— START OF Material for this task —

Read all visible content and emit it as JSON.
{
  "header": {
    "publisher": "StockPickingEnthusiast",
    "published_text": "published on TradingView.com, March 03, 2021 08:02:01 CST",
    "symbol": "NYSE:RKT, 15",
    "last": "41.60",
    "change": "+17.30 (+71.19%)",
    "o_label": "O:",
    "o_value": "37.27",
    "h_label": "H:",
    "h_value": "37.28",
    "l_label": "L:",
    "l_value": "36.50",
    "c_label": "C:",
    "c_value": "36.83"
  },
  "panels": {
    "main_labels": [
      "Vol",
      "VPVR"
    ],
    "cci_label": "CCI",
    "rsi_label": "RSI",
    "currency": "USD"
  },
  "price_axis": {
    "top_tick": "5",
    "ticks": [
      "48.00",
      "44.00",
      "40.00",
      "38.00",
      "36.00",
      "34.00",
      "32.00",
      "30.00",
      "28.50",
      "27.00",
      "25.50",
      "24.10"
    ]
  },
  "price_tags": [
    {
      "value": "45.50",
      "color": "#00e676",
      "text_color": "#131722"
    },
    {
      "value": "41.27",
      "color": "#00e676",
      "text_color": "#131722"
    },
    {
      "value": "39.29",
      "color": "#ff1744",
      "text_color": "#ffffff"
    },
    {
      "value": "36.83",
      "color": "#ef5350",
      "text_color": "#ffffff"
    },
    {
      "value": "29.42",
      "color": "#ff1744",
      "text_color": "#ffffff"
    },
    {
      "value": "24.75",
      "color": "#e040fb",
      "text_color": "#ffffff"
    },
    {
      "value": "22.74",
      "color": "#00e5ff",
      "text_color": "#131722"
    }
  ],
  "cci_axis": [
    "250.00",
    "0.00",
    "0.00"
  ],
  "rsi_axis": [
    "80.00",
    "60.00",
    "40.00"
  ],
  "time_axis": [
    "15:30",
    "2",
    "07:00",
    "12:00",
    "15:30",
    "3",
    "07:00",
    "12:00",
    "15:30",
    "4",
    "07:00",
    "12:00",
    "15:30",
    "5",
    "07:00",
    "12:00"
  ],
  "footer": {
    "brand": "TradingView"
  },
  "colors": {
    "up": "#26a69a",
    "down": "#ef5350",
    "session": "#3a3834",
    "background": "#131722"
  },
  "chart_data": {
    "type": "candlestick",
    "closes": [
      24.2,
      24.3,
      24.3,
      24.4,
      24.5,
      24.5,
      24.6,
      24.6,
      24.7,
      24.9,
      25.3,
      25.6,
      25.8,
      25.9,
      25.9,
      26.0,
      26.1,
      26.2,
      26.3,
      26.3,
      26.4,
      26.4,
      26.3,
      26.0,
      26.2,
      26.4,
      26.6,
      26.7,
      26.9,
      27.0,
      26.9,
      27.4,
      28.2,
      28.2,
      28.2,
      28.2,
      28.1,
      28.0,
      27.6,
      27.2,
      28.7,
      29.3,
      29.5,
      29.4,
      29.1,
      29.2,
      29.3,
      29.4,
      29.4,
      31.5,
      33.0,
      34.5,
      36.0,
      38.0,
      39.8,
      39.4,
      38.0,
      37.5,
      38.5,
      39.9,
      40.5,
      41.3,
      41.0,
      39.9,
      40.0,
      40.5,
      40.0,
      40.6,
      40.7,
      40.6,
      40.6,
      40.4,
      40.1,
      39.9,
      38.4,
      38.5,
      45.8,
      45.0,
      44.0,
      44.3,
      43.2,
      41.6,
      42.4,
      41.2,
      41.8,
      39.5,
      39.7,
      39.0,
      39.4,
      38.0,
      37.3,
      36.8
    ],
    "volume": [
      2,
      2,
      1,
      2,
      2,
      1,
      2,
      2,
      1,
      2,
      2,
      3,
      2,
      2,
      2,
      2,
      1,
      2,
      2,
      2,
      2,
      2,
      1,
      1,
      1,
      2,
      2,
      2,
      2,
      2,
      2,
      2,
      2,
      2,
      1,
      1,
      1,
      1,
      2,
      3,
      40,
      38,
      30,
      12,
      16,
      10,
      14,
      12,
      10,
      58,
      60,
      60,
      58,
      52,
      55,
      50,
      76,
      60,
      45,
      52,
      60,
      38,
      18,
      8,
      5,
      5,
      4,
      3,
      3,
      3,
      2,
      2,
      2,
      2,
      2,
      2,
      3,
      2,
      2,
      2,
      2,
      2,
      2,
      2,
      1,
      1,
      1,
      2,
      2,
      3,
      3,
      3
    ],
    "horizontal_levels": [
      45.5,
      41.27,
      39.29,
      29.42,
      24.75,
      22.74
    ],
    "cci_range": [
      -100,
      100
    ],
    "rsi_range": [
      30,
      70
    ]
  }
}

— END OF Material for this task —

What you will do → Print the material once more, exactly.

Answer to this task →
Read all visible content and emit it as JSON.
{
  "header": {
    "publisher": "StockPickingEnthusiast",
    "published_text": "published on TradingView.com, March 03, 2021 08:02:01 CST",
    "symbol": "NYSE:RKT, 15",
    "last": "41.60",
    "change": "+17.30 (+71.19%)",
    "o_label": "O:",
    "o_value": "37.27",
    "h_label": "H:",
    "h_value": "37.28",
    "l_label": "L:",
    "l_value": "36.50",
    "c_label": "C:",
    "c_value": "36.83"
  },
  "panels": {
    "main_labels": [
      "Vol",
      "VPVR"
    ],
    "cci_label": "CCI",
    "rsi_label": "RSI",
    "currency": "USD"
  },
  "price_axis": {
    "top_tick": "5",
    "ticks": [
      "48.00",
      "44.00",
      "40.00",
      "38.00",
      "36.00",
      "34.00",
      "32.00",
      "30.00",
      "28.50",
      "27.00",
      "25.50",
      "24.10"
    ]
  },
  "price_tags": [
    {
      "value": "45.50",
      "color": "#00e676",
      "text_color": "#131722"
    },
    {
      "value": "41.27",
      "color": "#00e676",
      "text_color": "#131722"
    },
    {
      "value": "39.29",
      "color": "#ff1744",
      "text_color": "#ffffff"
    },
    {
      "value": "36.83",
      "color": "#ef5350",
      "text_color": "#ffffff"
    },
    {
      "value": "29.42",
      "color": "#ff1744",
      "text_color": "#ffffff"
    },
    {
      "value": "24.75",
      "color": "#e040fb",
      "text_color": "#ffffff"
    },
    {
      "value": "22.74",
      "color": "#00e5ff",
      "text_color": "#131722"
    }
  ],
  "cci_axis": [
    "250.00",
    "0.00",
    "0.00"
  ],
  "rsi_axis": [
    "80.00",
    "60.00",
    "40.00"
  ],
  "time_axis": [
    "15:30",
    "2",
    "07:00",
    "12:00",
    "15:30",
    "3",
    "07:00",
    "12:00",
    "15:30",
    "4",
    "07:00",
    "12:00",
    "15:30",
    "5",
    "07:00",
    "12:00"
  ],
  "footer": {
    "brand": "TradingView"
  },
  "colors": {
    "up": "#26a69a",
    "down": "#ef5350",
    "session": "#3a3834",
    "background": "#131722"
  },
  "chart_data": {
    "type": "candlestick",
    "closes": [
      24.2,
      24.3,
      24.3,
      24.4,
      24.5,
      24.5,
      24.6,
      24.6,
      24.7,
      24.9,
      25.3,
      25.6,
      25.8,
      25.9,
      25.9,
      26.0,
      26.1,
      26.2,
      26.3,
      26.3,
      26.4,
      26.4,
      26.3,
      26.0,
      26.2,
      26.4,
      26.6,
      26.7,
      26.9,
      27.0,
      26.9,
      27.4,
      28.2,
      28.2,
      28.2,
      28.2,
      28.1,
      28.0,
      27.6,
      27.2,
      28.7,
      29.3,
      29.5,
      29.4,
      29.1,
      29.2,
      29.3,
      29.4,
      29.4,
      31.5,
      33.0,
      34.5,
      36.0,
      38.0,
      39.8,
      39.4,
      38.0,
      37.5,
      38.5,
      39.9,
      40.5,
      41.3,
      41.0,
      39.9,
      40.0,
      40.5,
      40.0,
      40.6,
      40.7,
      40.6,
      40.6,
      40.4,
      40.1,
      39.9,
      38.4,
      38.5,
      45.8,
      45.0,
      44.0,
      44.3,
      43.2,
      41.6,
      42.4,
      41.2,
      41.8,
      39.5,
      39.7,
      39.0,
      39.4,
      38.0,
      37.3,
      36.8
    ],
    "volume": [
      2,
      2,
      1,
      2,
      2,
      1,
      2,
      2,
      1,
      2,
      2,
      3,
      2,
      2,
      2,
      2,
      1,
      2,
      2,
      2,
      2,
      2,
      1,
      1,
      1,
      2,
      2,
      2,
      2,
      2,
      2,
      2,
      2,
      2,
      1,
      1,
      1,
      1,
      2,
      3,
      40,
      38,
      30,
      12,
      16,
      10,
      14,
      12,
      10,
      58,
      60,
      60,
      58,
      52,
      55,
      50,
      76,
      60,
      45,
      52,
      60,
      38,
      18,
      8,
      5,
      5,
      4,
      3,
      3,
      3,
      2,
      2,
      2,
      2,
      2,
      2,
      3,
      2,
      2,
      2,
      2,
      2,
      2,
      2,
      1,
      1,
      1,
      2,
      2,
      3,
      3,
      3
    ],
    "horizontal_levels": [
      45.5,
      41.27,
      39.29,
      29.42,
      24.75,
      22.74
    ],
    "cci_range": [
      -100,
      100
    ],
    "rsi_range": [
      30,
      70
    ]
  }
}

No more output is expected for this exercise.